*What the task asks*. Output, word for word, the line that contains "Read out every word on this page." and all lines following it to the end of the listing. Drop the pictures.

Stored records:
------------------------------------------------------------------------

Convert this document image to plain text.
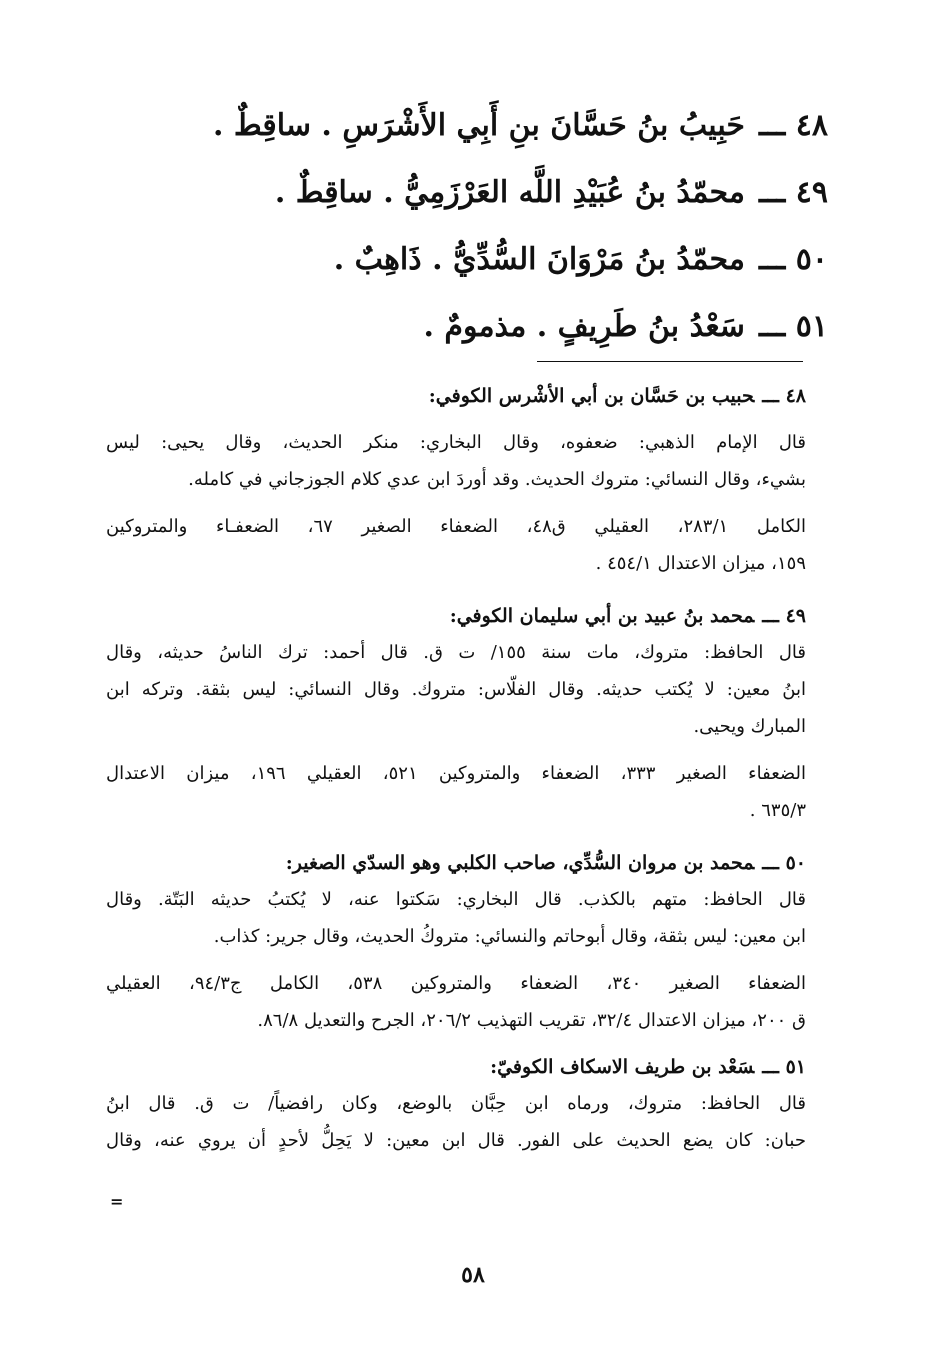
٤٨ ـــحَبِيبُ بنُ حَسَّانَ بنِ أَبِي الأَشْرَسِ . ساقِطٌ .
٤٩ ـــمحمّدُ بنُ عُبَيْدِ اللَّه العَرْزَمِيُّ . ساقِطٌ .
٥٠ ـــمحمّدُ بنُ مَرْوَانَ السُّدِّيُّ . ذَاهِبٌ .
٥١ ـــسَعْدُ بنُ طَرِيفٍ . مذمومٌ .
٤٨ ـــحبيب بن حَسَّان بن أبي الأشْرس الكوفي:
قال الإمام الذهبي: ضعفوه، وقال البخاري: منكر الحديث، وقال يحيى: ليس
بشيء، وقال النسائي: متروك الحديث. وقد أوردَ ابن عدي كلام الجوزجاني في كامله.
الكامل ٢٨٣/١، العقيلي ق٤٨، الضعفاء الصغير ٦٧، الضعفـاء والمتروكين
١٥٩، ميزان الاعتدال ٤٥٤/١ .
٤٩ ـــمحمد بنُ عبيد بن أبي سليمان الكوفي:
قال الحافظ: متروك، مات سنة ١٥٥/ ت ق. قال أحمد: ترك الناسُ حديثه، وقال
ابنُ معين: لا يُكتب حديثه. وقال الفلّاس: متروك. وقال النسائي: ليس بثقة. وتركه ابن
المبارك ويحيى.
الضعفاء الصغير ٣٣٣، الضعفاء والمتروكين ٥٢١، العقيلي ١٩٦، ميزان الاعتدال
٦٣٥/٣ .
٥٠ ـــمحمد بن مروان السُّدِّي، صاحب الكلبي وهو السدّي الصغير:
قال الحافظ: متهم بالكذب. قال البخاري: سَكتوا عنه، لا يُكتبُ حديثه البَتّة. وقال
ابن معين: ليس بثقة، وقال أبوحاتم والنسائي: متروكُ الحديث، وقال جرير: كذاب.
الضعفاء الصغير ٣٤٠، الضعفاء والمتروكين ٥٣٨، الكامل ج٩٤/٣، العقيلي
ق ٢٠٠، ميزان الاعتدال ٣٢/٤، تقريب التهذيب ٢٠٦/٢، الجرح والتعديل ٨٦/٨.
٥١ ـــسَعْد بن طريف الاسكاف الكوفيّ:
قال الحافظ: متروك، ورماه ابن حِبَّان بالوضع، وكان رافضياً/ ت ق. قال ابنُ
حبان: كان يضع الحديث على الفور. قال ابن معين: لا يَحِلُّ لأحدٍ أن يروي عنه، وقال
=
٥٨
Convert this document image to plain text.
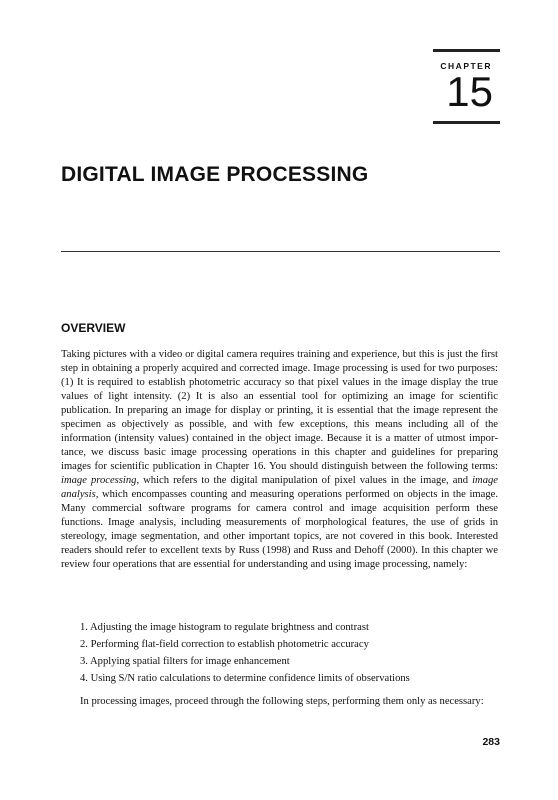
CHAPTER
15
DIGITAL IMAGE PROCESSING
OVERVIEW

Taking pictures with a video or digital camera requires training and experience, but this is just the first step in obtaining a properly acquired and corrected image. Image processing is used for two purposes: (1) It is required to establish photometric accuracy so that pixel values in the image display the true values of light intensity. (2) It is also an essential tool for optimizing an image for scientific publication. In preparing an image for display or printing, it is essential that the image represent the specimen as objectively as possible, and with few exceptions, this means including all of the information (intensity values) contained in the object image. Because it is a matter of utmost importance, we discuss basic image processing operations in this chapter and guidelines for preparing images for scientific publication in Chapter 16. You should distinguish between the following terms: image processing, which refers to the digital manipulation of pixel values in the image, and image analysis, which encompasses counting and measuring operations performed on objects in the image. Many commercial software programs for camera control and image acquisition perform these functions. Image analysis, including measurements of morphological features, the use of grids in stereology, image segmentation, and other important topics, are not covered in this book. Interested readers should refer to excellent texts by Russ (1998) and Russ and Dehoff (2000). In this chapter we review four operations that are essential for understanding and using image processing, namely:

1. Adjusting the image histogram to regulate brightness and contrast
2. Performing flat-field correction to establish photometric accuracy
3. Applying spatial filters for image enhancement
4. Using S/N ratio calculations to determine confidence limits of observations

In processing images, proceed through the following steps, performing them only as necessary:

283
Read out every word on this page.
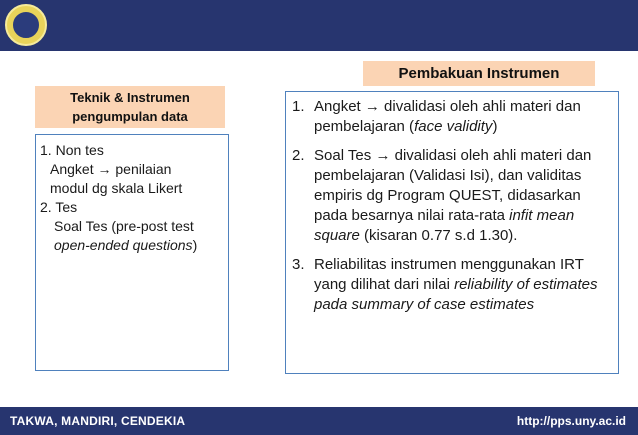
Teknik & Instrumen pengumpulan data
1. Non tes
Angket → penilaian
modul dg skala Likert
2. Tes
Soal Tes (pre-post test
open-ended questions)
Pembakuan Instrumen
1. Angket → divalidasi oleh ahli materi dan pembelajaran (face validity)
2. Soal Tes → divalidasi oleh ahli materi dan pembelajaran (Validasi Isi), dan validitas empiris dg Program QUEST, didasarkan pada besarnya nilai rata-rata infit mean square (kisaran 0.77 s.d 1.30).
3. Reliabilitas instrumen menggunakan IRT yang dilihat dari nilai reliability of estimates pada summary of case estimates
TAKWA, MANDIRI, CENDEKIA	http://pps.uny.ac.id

------------------------------------------------------------------------

*The output*.
Read out every word on this page.
Teknik & Instrumen pengumpulan data
1. Non tes
Angket → penilaian
modul dg skala Likert
2. Tes
Soal Tes (pre-post test
open-ended questions)
Pembakuan Instrumen
1. Angket → divalidasi oleh ahli materi dan pembelajaran (face validity)
2. Soal Tes → divalidasi oleh ahli materi dan pembelajaran (Validasi Isi), dan validitas empiris dg Program QUEST, didasarkan pada besarnya nilai rata-rata infit mean square (kisaran 0.77 s.d 1.30).
3. Reliabilitas instrumen menggunakan IRT yang dilihat dari nilai reliability of estimates pada summary of case estimates
TAKWA, MANDIRI, CENDEKIA	http://pps.uny.ac.id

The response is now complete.